**EXERCISE DESCRIPTION**
Leaving the pictures aside, transcribe every line below exactly.

Data excerpts:

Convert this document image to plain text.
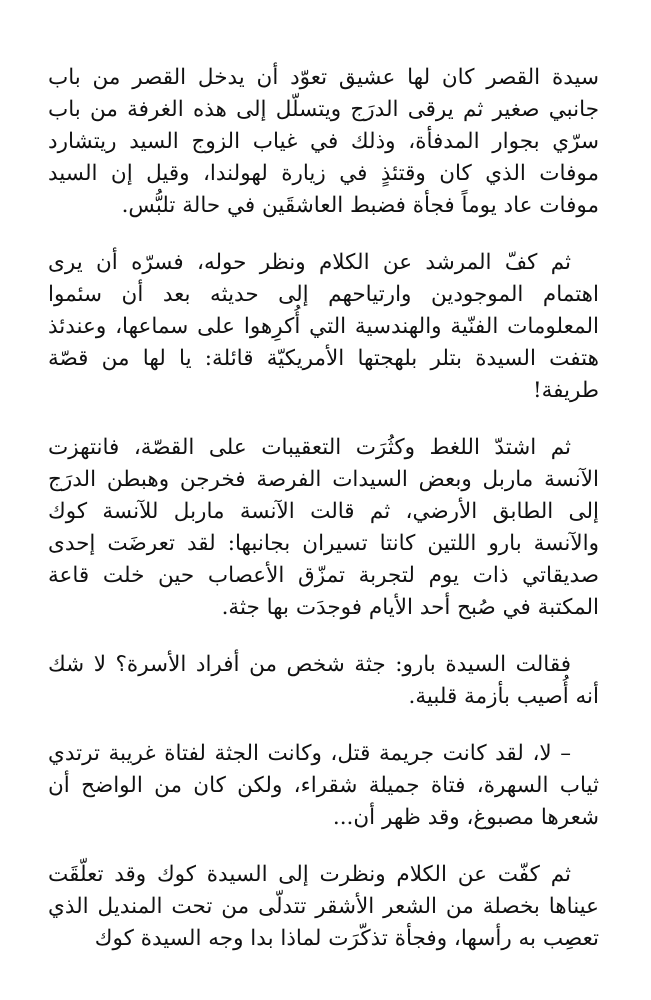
سيدة القصر كان لها عشيق تعوّد أن يدخل القصر من باب جانبي صغير ثم يرقى الدرَج ويتسلّل إلى هذه الغرفة من باب سرّي بجوار المدفأة، وذلك في غياب الزوج السيد ريتشارد موفات الذي كان وقتئذٍ في زيارة لهولندا، وقيل إن السيد موفات عاد يوماً فجأة فضبط العاشقَين في حالة تلبُّس.

ثم كفّ المرشد عن الكلام ونظر حوله، فسرّه أن يرى اهتمام الموجودين وارتياحهم إلى حديثه بعد أن سئموا المعلومات الفنّية والهندسية التي أُكرِهوا على سماعها، وعندئذ هتفت السيدة بتلر بلهجتها الأمريكيّة قائلة: يا لها من قصّة طريفة!

ثم اشتدّ اللغط وكثُرَت التعقيبات على القصّة، فانتهزت الآنسة ماربل وبعض السيدات الفرصة فخرجن وهبطن الدرَج إلى الطابق الأرضي، ثم قالت الآنسة ماربل للآنسة كوك والآنسة بارو اللتين كانتا تسيران بجانبها: لقد تعرضَت إحدى صديقاتي ذات يوم لتجربة تمزّق الأعصاب حين خلت قاعة المكتبة في صُبح أحد الأيام فوجدَت بها جثة.

فقالت السيدة بارو: جثة شخص من أفراد الأسرة؟ لا شك أنه أُصيب بأزمة قلبية.

– لا، لقد كانت جريمة قتل، وكانت الجثة لفتاة غريبة ترتدي ثياب السهرة، فتاة جميلة شقراء، ولكن كان من الواضح أن شعرها مصبوغ، وقد ظهر أن...

ثم كفّت عن الكلام ونظرت إلى السيدة كوك وقد تعلّقَت عيناها بخصلة من الشعر الأشقر تتدلّى من تحت المنديل الذي تعصِب به رأسها، وفجأة تذكّرَت لماذا بدا وجه السيدة كوك
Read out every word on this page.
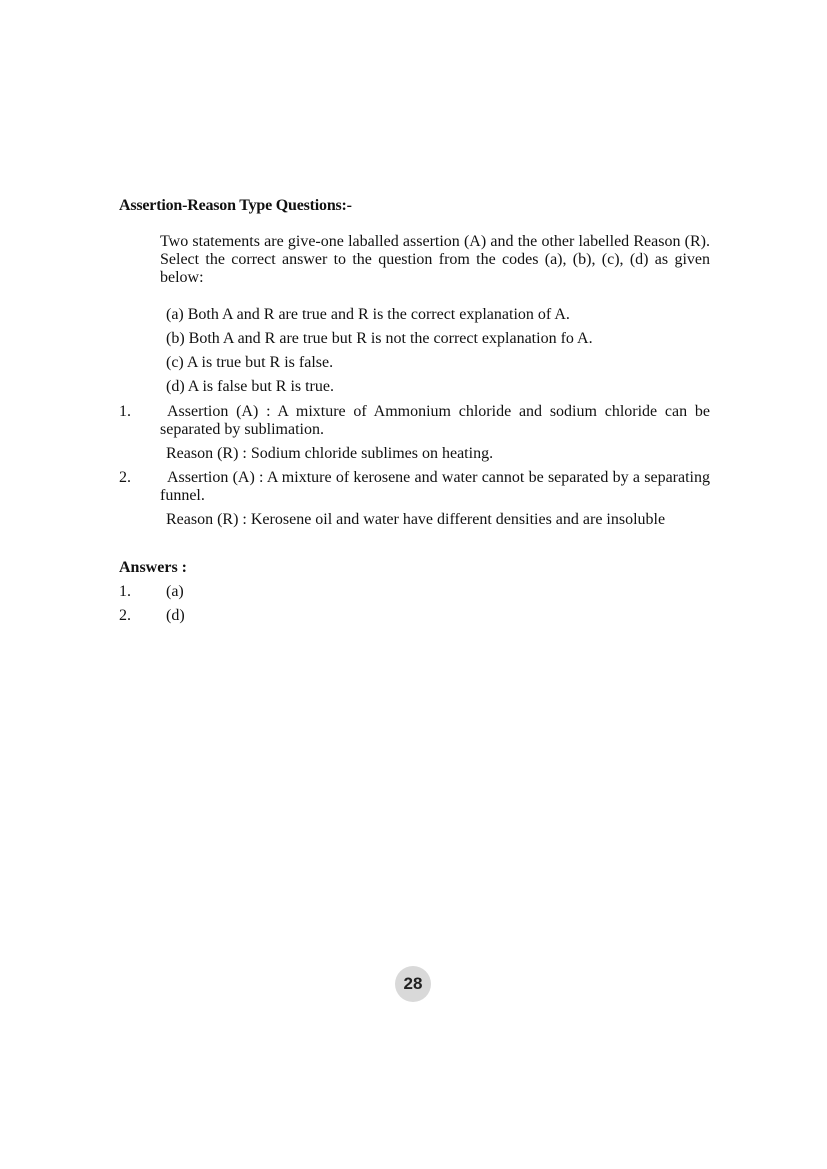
Assertion-Reason Type Questions:-
Two statements are give-one laballed assertion (A) and the other labelled Reason (R). Select the correct answer to the question from the codes (a), (b), (c), (d) as given below:
(a) Both A and R are true and R is the correct explanation of A.
(b) Both A and R are true but R is not the correct explanation fo A.
(c) A is true but R is false.
(d) A is false but R is true.
1.	Assertion (A) : A mixture of Ammonium chloride and sodium chloride can be separated by sublimation.
Reason (R) : Sodium chloride sublimes on heating.
2.	Assertion (A) : A mixture of kerosene and water cannot be separated by a separating funnel.
Reason (R) : Kerosene oil and water have different densities and are insoluble
Answers :
1. (a)
2. (d)
28
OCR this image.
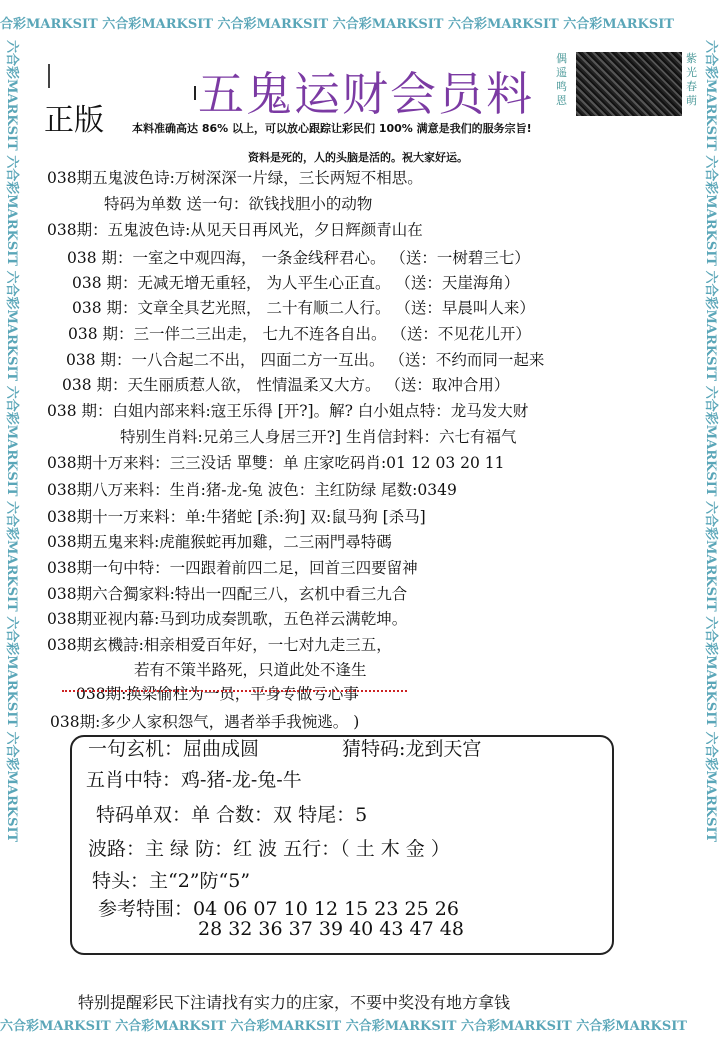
合彩MARKSIT 六合彩MARKSIT 六合彩MARKSIT 六合彩MARKSIT 六合彩MARKSIT 六合彩MARKSIT
六合彩MARKSIT 六合彩MARKSIT 六合彩MARKSIT 六合彩MARKSIT 六合彩MARKSIT 六合彩MARKSIT
六合彩MARKSIT 六合彩MARKSIT 六合彩MARKSIT 六合彩MARKSIT 六合彩MARKSIT 六合彩MARKSIT 六合彩MARKSIT	六合彩MARKSIT 六合彩MARKSIT 六合彩MARKSIT 六合彩MARKSIT 六合彩MARKSIT 六合彩MARKSIT 六合彩MARKSIT
五鬼运财会员料
正版
偶 遥 鸣 恩
紫 光 春 萌
本料准确高达 86% 以上，可以放心跟踪让彩民们 100% 满意是我们的服务宗旨!
资料是死的，人的头脑是活的。祝大家好运。
038期五鬼波色诗:万树深深一片绿，三长两短不相思。
特码为单数 送一句：欲钱找胆小的动物
038期：五鬼波色诗:从见天日再风光，夕日辉颜青山在
038 期：一室之中观四海， 一条金线秤君心。 （送：一树碧三七）
038 期：无减无增无重轻， 为人平生心正直。 （送：天崖海角）
038 期：文章全具艺光照， 二十有顺二人行。 （送：早晨叫人来）
038 期：三一伴二三出走， 七九不连各自出。 （送：不见花儿开）
038 期：一八合起二不出， 四面二方一互出。 （送：不约而同一起来
038 期：天生丽质惹人欲， 性情温柔又大方。 （送：取冲合用）
038 期：白姐内部来料:寇王乐得 [开?]。解? 白小姐点特：龙马发大财
特别生肖料:兄弟三人身居三开?] 生肖信封料：六七有福气
038期十万来料：三三没话 單雙：单 庄家吃码肖:01 12 03 20 11
038期八万来料：生肖:猪-龙-兔 波色：主红防绿 尾数:0349
038期十一万来料：单:牛猪蛇 [杀:狗] 双:鼠马狗 [杀马]
038期五鬼来料:虎龍猴蛇再加雞，二三兩門尋特碼
038期一句中特：一四跟着前四二足，回首三四要留神
038期六合獨家料:特出一四配三八，玄机中看三九合
038期亚视内幕:马到功成奏凯歌，五色祥云满乾坤。
038期玄機詩:相亲相爱百年好，一七对九走三五，
若有不策半路死，只道此处不逢生
038期:换梁偷柱为一员，平身专做亏心事
038期:多少人家积怨气，遇者举手我惋逃。 )
一句玄机：屈曲成圆	猜特码:龙到天宫
五肖中特：鸡-猪-龙-兔-牛
特码单双：单 合数：双 特尾：5
波路：主 绿 防：红 波 五行：（ 土 木 金 ）
特头：主“2”防“5”
参考特围：04 06 07 10 12 15 23 25 26
28 32 36 37 39 40 43 47 48
特别提醒彩民下注请找有实力的庄家，不要中奖没有地方拿钱
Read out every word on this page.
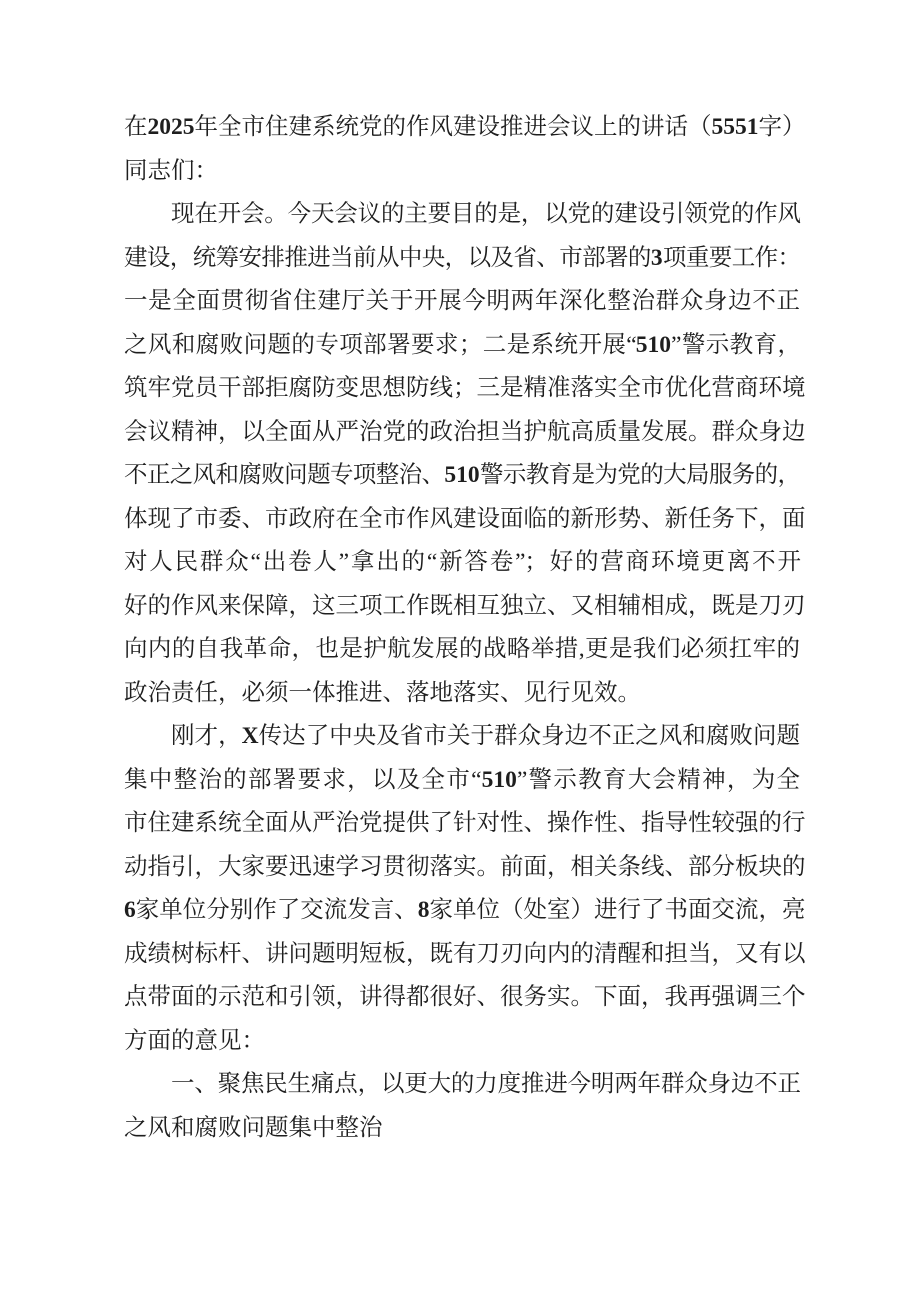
在2025年全市住建系统党的作风建设推进会议上的讲话（5551字）
同志们：
现在开会。今天会议的主要目的是，以党的建设引领党的作风
建设，统筹安排推进当前从中央，以及省、市部署的3项重要工作：
一是全面贯彻省住建厅关于开展今明两年深化整治群众身边不正
之风和腐败问题的专项部署要求；二是系统开展“510”警示教育，
筑牢党员干部拒腐防变思想防线；三是精准落实全市优化营商环境
会议精神，以全面从严治党的政治担当护航高质量发展。群众身边
不正之风和腐败问题专项整治、510警示教育是为党的大局服务的，
体现了市委、市政府在全市作风建设面临的新形势、新任务下，面
对人民群众“出卷人”拿出的“新答卷”；好的营商环境更离不开
好的作风来保障，这三项工作既相互独立、又相辅相成，既是刀刃
向内的自我革命，也是护航发展的战略举措,更是我们必须扛牢的
政治责任，必须一体推进、落地落实、见行见效。
刚才，X传达了中央及省市关于群众身边不正之风和腐败问题
集中整治的部署要求，以及全市“510”警示教育大会精神，为全
市住建系统全面从严治党提供了针对性、操作性、指导性较强的行
动指引，大家要迅速学习贯彻落实。前面，相关条线、部分板块的
6家单位分别作了交流发言、8家单位（处室）进行了书面交流，亮
成绩树标杆、讲问题明短板，既有刀刃向内的清醒和担当，又有以
点带面的示范和引领，讲得都很好、很务实。下面，我再强调三个
方面的意见：
一、聚焦民生痛点，以更大的力度推进今明两年群众身边不正
之风和腐败问题集中整治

**RESULT OF THIS EXERCISE**
Convert this document image to plain text.
سيدة القصر كان لها عشيق تعوّد أن يدخل القصر من باب جانبي صغير ثم يرقى الدرَج ويتسلّل إلى هذه الغرفة من باب سرّي بجوار المدفأة، وذلك في غياب الزوج السيد ريتشارد موفات الذي كان وقتئذٍ في زيارة لهولندا، وقيل إن السيد موفات عاد يوماً فجأة فضبط العاشقَين في حالة تلبُّس.

ثم كفّ المرشد عن الكلام ونظر حوله، فسرّه أن يرى اهتمام الموجودين وارتياحهم إلى حديثه بعد أن سئموا المعلومات الفنّية والهندسية التي أُكرِهوا على سماعها، وعندئذ هتفت السيدة بتلر بلهجتها الأمريكيّة قائلة: يا لها من قصّة طريفة!

ثم اشتدّ اللغط وكثُرَت التعقيبات على القصّة، فانتهزت الآنسة ماربل وبعض السيدات الفرصة فخرجن وهبطن الدرَج إلى الطابق الأرضي، ثم قالت الآنسة ماربل للآنسة كوك والآنسة بارو اللتين كانتا تسيران بجانبها: لقد تعرضَت إحدى صديقاتي ذات يوم لتجربة تمزّق الأعصاب حين خلت قاعة المكتبة في صُبح أحد الأيام فوجدَت بها جثة.

فقالت السيدة بارو: جثة شخص من أفراد الأسرة؟ لا شك أنه أُصيب بأزمة قلبية.

– لا، لقد كانت جريمة قتل، وكانت الجثة لفتاة غريبة ترتدي ثياب السهرة، فتاة جميلة شقراء، ولكن كان من الواضح أن شعرها مصبوغ، وقد ظهر أن...

ثم كفّت عن الكلام ونظرت إلى السيدة كوك وقد تعلّقَت عيناها بخصلة من الشعر الأشقر تتدلّى من تحت المنديل الذي تعصِب به رأسها، وفجأة تذكّرَت لماذا بدا وجه السيدة كوك
Read out every word on this page.
Assertion-Reason Type Questions:-
Two statements are give-one laballed assertion (A) and the other labelled Reason (R). Select the correct answer to the question from the codes (a), (b), (c), (d) as given below:
(a) Both A and R are true and R is the correct explanation of A.
(b) Both A and R are true but R is not the correct explanation fo A.
(c) A is true but R is false.
(d) A is false but R is true.
1.	Assertion (A) : A mixture of Ammonium chloride and sodium chloride can be separated by sublimation.
Reason (R) : Sodium chloride sublimes on heating.
2.	Assertion (A) : A mixture of kerosene and water cannot be separated by a separating funnel.
Reason (R) : Kerosene oil and water have different densities and are insoluble
Answers :
1. (a)
2. (d)
28
OCR this image.
合彩MARKSIT 六合彩MARKSIT 六合彩MARKSIT 六合彩MARKSIT 六合彩MARKSIT 六合彩MARKSIT
六合彩MARKSIT 六合彩MARKSIT 六合彩MARKSIT 六合彩MARKSIT 六合彩MARKSIT 六合彩MARKSIT
六合彩MARKSIT 六合彩MARKSIT 六合彩MARKSIT 六合彩MARKSIT 六合彩MARKSIT 六合彩MARKSIT 六合彩MARKSIT	六合彩MARKSIT 六合彩MARKSIT 六合彩MARKSIT 六合彩MARKSIT 六合彩MARKSIT 六合彩MARKSIT 六合彩MARKSIT
五鬼运财会员料
正版
偶 遥 鸣 恩
紫 光 春 萌
本料准确高达 86% 以上，可以放心跟踪让彩民们 100% 满意是我们的服务宗旨!
资料是死的，人的头脑是活的。祝大家好运。
038期五鬼波色诗:万树深深一片绿，三长两短不相思。
特码为单数 送一句：欲钱找胆小的动物
038期：五鬼波色诗:从见天日再风光，夕日辉颜青山在
038 期：一室之中观四海， 一条金线秤君心。 （送：一树碧三七）
038 期：无减无增无重轻， 为人平生心正直。 （送：天崖海角）
038 期：文章全具艺光照， 二十有顺二人行。 （送：早晨叫人来）
038 期：三一伴二三出走， 七九不连各自出。 （送：不见花儿开）
038 期：一八合起二不出， 四面二方一互出。 （送：不约而同一起来
038 期：天生丽质惹人欲， 性情温柔又大方。 （送：取冲合用）
038 期：白姐内部来料:寇王乐得 [开?]。解? 白小姐点特：龙马发大财
特别生肖料:兄弟三人身居三开?] 生肖信封料：六七有福气
038期十万来料：三三没话 單雙：单 庄家吃码肖:01 12 03 20 11
038期八万来料：生肖:猪-龙-兔 波色：主红防绿 尾数:0349
038期十一万来料：单:牛猪蛇 [杀:狗] 双:鼠马狗 [杀马]
038期五鬼来料:虎龍猴蛇再加雞，二三兩門尋特碼
038期一句中特：一四跟着前四二足，回首三四要留神
038期六合獨家料:特出一四配三八，玄机中看三九合
038期亚视内幕:马到功成奏凯歌，五色祥云满乾坤。
038期玄機詩:相亲相爱百年好，一七对九走三五，
若有不策半路死，只道此处不逢生
038期:换梁偷柱为一员，平身专做亏心事
038期:多少人家积怨气，遇者举手我惋逃。 )
一句玄机：屈曲成圆	猜特码:龙到天宫
五肖中特：鸡-猪-龙-兔-牛
特码单双：单 合数：双 特尾：5
波路：主 绿 防：红 波 五行：（ 土 木 金 ）
特头：主“2”防“5”
参考特围：04 06 07 10 12 15 23 25 26
28 32 36 37 39 40 43 47 48
特别提醒彩民下注请找有实力的庄家，不要中奖没有地方拿钱
Read out every word on this page.
在2025年全市住建系统党的作风建设推进会议上的讲话（5551字）
同志们：
现在开会。今天会议的主要目的是，以党的建设引领党的作风
建设，统筹安排推进当前从中央，以及省、市部署的3项重要工作：
一是全面贯彻省住建厅关于开展今明两年深化整治群众身边不正
之风和腐败问题的专项部署要求；二是系统开展“510”警示教育，
筑牢党员干部拒腐防变思想防线；三是精准落实全市优化营商环境
会议精神，以全面从严治党的政治担当护航高质量发展。群众身边
不正之风和腐败问题专项整治、510警示教育是为党的大局服务的，
体现了市委、市政府在全市作风建设面临的新形势、新任务下，面
对人民群众“出卷人”拿出的“新答卷”；好的营商环境更离不开
好的作风来保障，这三项工作既相互独立、又相辅相成，既是刀刃
向内的自我革命，也是护航发展的战略举措,更是我们必须扛牢的
政治责任，必须一体推进、落地落实、见行见效。
刚才，X传达了中央及省市关于群众身边不正之风和腐败问题
集中整治的部署要求，以及全市“510”警示教育大会精神，为全
市住建系统全面从严治党提供了针对性、操作性、指导性较强的行
动指引，大家要迅速学习贯彻落实。前面，相关条线、部分板块的
6家单位分别作了交流发言、8家单位（处室）进行了书面交流，亮
成绩树标杆、讲问题明短板，既有刀刃向内的清醒和担当，又有以
点带面的示范和引领，讲得都很好、很务实。下面，我再强调三个
方面的意见：
一、聚焦民生痛点，以更大的力度推进今明两年群众身边不正
之风和腐败问题集中整治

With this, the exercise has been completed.